Given exercise: Below are some records. Pull every line that contains the word "title".

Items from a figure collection

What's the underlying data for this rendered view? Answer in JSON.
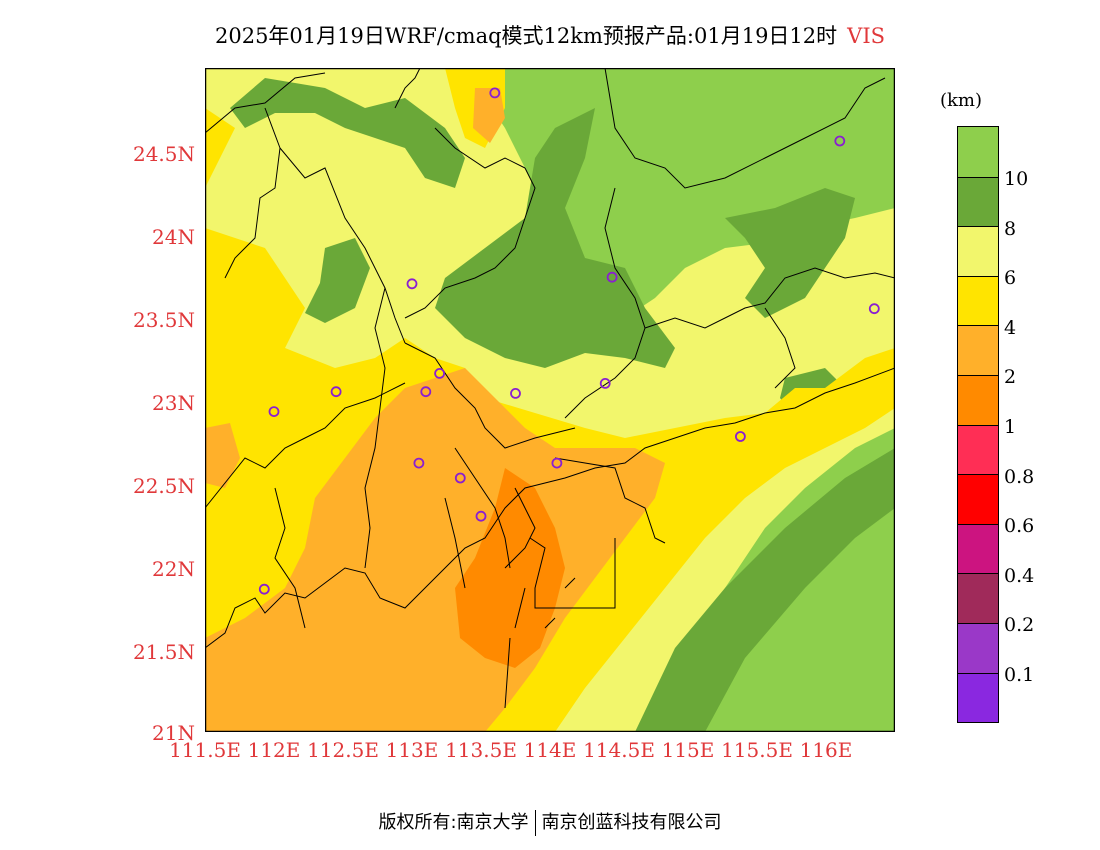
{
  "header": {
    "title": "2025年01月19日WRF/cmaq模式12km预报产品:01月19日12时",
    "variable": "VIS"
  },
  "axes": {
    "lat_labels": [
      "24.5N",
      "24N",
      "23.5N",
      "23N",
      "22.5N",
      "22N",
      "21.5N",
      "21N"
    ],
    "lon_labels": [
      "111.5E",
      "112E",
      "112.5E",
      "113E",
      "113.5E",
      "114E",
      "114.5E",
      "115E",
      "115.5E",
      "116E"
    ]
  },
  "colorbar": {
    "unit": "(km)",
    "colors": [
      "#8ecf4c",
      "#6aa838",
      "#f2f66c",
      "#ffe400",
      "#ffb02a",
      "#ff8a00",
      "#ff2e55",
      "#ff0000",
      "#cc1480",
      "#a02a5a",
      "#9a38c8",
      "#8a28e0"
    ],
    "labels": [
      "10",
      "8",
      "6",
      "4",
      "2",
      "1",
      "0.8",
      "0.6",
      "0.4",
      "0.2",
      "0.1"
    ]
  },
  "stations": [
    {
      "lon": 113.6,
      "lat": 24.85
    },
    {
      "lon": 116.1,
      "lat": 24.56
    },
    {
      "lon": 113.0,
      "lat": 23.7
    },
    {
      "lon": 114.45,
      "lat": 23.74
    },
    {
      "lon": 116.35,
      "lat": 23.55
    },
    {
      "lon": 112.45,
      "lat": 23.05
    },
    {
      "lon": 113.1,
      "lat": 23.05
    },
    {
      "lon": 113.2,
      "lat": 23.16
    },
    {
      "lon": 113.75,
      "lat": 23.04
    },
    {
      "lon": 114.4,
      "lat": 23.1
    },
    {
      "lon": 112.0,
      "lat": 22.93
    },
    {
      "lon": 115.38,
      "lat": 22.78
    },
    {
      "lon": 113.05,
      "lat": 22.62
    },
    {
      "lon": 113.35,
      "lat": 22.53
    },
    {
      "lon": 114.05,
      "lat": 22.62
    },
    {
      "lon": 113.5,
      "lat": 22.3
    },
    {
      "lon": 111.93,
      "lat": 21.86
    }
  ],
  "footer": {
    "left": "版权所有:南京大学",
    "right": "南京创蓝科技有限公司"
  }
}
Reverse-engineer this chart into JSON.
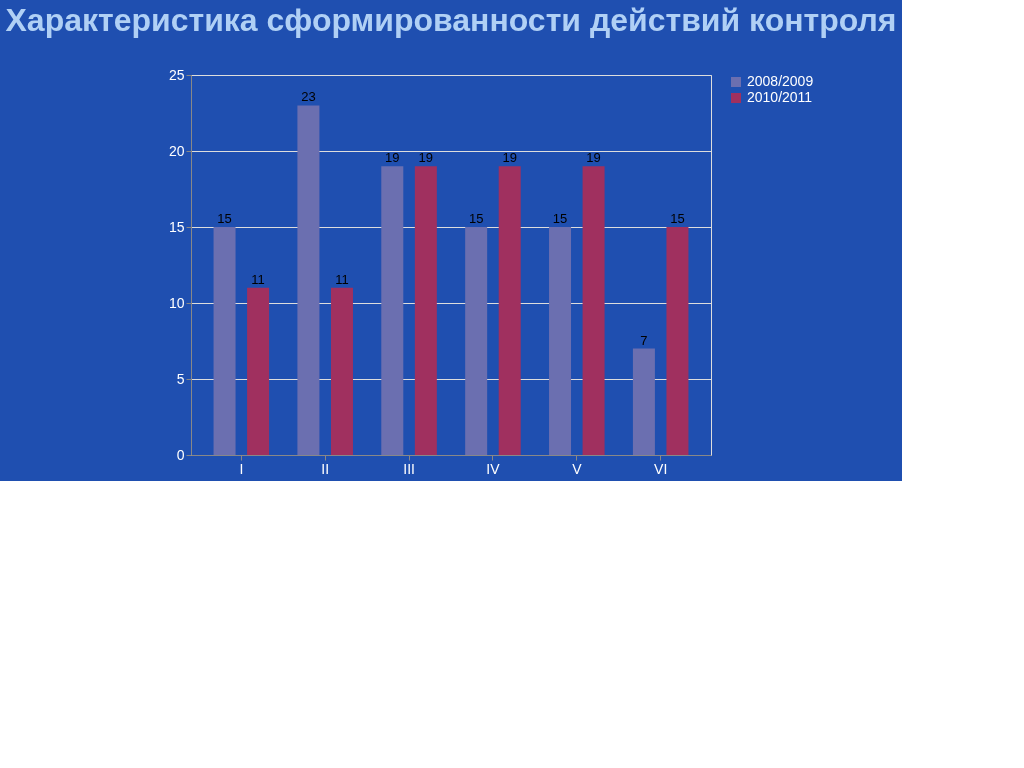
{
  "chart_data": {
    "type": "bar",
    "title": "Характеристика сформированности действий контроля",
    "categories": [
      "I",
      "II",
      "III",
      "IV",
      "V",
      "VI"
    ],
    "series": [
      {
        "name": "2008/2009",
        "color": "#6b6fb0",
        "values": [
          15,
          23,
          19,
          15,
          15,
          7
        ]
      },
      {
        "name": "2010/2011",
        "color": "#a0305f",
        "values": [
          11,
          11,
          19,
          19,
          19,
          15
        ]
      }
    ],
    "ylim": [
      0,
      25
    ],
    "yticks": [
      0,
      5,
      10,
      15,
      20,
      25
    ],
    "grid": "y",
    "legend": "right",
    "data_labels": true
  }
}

Result:
    "title": "2025年01月19日WRF/cmaq模式12km预报产品:01月19日12时",
    "title": "Характеристика сформированности действий контроля",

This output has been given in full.